§ SHORT PROBLEM
Give every line from the entries that contains "projects".

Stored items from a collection
— Start —

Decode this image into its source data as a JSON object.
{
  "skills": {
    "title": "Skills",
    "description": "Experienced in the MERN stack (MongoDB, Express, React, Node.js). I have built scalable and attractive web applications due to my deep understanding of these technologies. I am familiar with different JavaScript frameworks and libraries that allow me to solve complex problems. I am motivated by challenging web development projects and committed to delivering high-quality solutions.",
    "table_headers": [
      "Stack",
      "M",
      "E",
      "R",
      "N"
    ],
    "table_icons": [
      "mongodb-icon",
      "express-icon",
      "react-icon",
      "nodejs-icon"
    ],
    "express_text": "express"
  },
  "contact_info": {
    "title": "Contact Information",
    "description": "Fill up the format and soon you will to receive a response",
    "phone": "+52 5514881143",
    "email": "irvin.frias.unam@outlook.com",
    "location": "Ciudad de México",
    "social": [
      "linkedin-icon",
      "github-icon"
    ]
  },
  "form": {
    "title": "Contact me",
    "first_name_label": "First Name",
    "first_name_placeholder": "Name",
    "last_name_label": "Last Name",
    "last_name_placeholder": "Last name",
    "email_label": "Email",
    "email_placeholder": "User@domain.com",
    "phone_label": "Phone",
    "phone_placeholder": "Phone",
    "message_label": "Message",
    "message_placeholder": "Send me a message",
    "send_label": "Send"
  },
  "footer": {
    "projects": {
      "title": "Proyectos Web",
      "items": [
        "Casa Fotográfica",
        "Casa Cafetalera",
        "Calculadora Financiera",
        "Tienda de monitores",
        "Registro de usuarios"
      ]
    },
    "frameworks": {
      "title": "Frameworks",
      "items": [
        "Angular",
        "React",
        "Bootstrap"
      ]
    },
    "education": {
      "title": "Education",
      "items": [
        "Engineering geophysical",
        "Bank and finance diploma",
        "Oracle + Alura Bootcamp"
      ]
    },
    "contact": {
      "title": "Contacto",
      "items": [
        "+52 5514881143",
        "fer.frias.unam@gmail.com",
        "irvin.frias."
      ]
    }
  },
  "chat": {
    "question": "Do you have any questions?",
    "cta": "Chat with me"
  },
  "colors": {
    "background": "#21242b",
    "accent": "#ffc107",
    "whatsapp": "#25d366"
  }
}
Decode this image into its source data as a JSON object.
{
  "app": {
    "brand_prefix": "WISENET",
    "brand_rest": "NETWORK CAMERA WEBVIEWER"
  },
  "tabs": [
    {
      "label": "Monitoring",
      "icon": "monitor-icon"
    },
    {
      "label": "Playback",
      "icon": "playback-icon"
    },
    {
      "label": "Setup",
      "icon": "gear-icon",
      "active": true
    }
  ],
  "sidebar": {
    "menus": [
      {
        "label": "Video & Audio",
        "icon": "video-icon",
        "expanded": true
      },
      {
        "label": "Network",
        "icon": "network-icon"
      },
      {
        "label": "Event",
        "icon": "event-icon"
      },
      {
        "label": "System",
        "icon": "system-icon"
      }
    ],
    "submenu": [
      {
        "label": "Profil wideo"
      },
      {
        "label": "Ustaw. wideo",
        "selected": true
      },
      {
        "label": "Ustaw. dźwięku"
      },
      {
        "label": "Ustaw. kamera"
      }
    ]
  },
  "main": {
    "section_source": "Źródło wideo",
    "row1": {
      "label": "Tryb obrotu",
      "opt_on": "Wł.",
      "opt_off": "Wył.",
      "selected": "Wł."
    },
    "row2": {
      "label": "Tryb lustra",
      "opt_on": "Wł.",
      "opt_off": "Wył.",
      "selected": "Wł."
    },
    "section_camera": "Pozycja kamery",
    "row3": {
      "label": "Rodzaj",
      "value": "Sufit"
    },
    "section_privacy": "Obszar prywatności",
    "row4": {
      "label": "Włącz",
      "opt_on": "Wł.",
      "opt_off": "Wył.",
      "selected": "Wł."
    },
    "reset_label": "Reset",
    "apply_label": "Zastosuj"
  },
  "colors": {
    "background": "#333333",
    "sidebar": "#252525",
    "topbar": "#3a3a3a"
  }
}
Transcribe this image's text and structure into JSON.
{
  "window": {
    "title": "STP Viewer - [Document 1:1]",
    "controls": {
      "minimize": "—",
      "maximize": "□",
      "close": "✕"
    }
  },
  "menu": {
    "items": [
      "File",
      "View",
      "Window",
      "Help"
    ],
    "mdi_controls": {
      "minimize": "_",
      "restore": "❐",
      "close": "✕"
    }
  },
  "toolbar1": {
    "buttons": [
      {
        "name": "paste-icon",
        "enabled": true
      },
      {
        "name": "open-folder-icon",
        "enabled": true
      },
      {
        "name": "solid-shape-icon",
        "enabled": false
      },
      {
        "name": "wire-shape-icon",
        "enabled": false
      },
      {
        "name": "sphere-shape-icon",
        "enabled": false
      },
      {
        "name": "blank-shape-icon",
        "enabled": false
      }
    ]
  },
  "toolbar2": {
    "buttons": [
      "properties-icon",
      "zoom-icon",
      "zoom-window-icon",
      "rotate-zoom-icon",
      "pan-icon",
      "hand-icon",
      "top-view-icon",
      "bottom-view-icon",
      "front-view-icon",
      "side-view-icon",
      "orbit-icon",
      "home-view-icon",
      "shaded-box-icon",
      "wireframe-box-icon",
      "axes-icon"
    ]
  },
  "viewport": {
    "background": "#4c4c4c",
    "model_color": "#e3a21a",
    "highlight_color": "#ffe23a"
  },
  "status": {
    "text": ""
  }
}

— End —

§ SOLVED EXERCISE
    "description": "Experienced in the MERN stack (MongoDB, Express, React, Node.js). I have built scalable and attractive web applications due to my deep understanding of these technologies. I am familiar with different JavaScript frameworks and libraries that allow me to solve complex problems. I am motivated by challenging web development projects and committed to delivering high-quality solutions.",
    "projects": {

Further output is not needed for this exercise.